» Task statement
Transcribe every record that appears below, exactly and in full.

» Records supplied
####################

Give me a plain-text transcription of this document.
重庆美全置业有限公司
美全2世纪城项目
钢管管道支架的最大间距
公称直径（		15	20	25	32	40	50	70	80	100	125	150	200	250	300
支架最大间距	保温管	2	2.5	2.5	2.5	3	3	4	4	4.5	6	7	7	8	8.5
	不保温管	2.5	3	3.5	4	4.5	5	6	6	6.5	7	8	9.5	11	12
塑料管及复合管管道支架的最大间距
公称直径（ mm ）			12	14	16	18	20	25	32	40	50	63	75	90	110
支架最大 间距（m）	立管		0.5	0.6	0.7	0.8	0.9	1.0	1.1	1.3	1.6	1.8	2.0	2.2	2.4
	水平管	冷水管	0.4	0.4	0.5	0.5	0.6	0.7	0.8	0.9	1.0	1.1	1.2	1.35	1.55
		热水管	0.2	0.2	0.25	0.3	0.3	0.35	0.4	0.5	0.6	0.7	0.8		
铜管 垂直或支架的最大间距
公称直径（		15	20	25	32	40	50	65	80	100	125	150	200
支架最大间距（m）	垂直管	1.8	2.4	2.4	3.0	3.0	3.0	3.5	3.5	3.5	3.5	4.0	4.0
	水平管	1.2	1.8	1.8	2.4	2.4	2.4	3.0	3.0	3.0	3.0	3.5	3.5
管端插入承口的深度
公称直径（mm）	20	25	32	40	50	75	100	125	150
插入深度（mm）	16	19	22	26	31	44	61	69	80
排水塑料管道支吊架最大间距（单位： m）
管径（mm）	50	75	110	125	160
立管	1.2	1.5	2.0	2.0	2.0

####################

» Complete answer
Give me a plain-text transcription of this document.
重庆美全置业有限公司
美全2世纪城项目
钢管管道支架的最大间距
公称直径（		15	20	25	32	40	50	70	80	100	125	150	200	250	300
支架最大间距	保温管	2	2.5	2.5	2.5	3	3	4	4	4.5	6	7	7	8	8.5
	不保温管	2.5	3	3.5	4	4.5	5	6	6	6.5	7	8	9.5	11	12
塑料管及复合管管道支架的最大间距
公称直径（ mm ）			12	14	16	18	20	25	32	40	50	63	75	90	110
支架最大 间距（m）	立管		0.5	0.6	0.7	0.8	0.9	1.0	1.1	1.3	1.6	1.8	2.0	2.2	2.4
	水平管	冷水管	0.4	0.4	0.5	0.5	0.6	0.7	0.8	0.9	1.0	1.1	1.2	1.35	1.55
		热水管	0.2	0.2	0.25	0.3	0.3	0.35	0.4	0.5	0.6	0.7	0.8		
铜管 垂直或支架的最大间距
公称直径（		15	20	25	32	40	50	65	80	100	125	150	200
支架最大间距（m）	垂直管	1.8	2.4	2.4	3.0	3.0	3.0	3.5	3.5	3.5	3.5	4.0	4.0
	水平管	1.2	1.8	1.8	2.4	2.4	2.4	3.0	3.0	3.0	3.0	3.5	3.5
管端插入承口的深度
公称直径（mm）	20	25	32	40	50	75	100	125	150
插入深度（mm）	16	19	22	26	31	44	61	69	80
排水塑料管道支吊架最大间距（单位： m）
管径（mm）	50	75	110	125	160
立管	1.2	1.5	2.0	2.0	2.0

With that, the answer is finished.